Task prompt — In the listing below, find every line with the string "JSON" and pull it out.

Data supplied —
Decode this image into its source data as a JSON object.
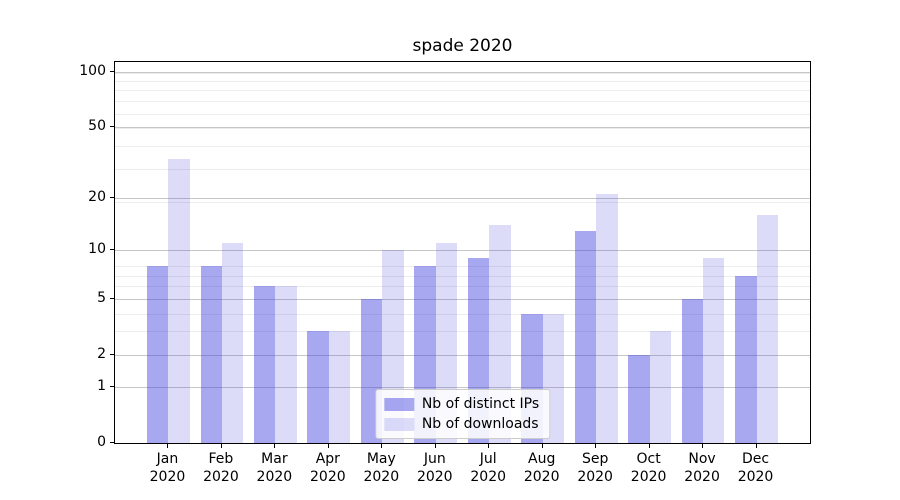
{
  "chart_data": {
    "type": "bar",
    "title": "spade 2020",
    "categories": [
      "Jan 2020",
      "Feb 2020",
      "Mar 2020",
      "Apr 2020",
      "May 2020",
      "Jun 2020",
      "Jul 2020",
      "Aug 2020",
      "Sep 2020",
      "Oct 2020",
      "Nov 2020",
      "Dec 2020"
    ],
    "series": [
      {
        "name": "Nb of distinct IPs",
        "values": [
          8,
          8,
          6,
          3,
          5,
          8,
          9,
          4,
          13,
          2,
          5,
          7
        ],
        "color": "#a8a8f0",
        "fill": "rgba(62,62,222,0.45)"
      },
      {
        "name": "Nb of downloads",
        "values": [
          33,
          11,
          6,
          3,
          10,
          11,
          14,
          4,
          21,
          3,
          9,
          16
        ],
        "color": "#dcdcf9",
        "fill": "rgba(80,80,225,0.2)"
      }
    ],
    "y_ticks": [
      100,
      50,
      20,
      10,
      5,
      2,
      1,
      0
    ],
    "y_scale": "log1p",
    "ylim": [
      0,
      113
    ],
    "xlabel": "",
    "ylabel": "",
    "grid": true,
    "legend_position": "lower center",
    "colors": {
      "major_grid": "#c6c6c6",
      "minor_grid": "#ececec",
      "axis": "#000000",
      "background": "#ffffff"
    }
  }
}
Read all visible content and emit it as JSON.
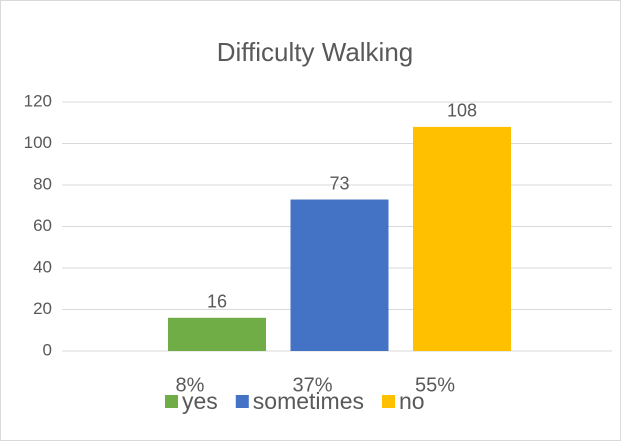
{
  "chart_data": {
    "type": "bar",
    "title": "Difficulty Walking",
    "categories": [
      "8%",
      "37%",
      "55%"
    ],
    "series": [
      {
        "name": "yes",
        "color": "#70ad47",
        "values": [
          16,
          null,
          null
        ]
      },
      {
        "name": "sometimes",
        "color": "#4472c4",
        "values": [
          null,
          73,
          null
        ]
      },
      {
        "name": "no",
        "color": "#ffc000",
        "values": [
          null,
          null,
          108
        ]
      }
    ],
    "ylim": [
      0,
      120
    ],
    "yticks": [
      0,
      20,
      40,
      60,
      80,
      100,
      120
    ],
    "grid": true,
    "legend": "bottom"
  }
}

Reply —
Decode this image into its source data as a JSON object.
Read all visible content and emit it as JSON.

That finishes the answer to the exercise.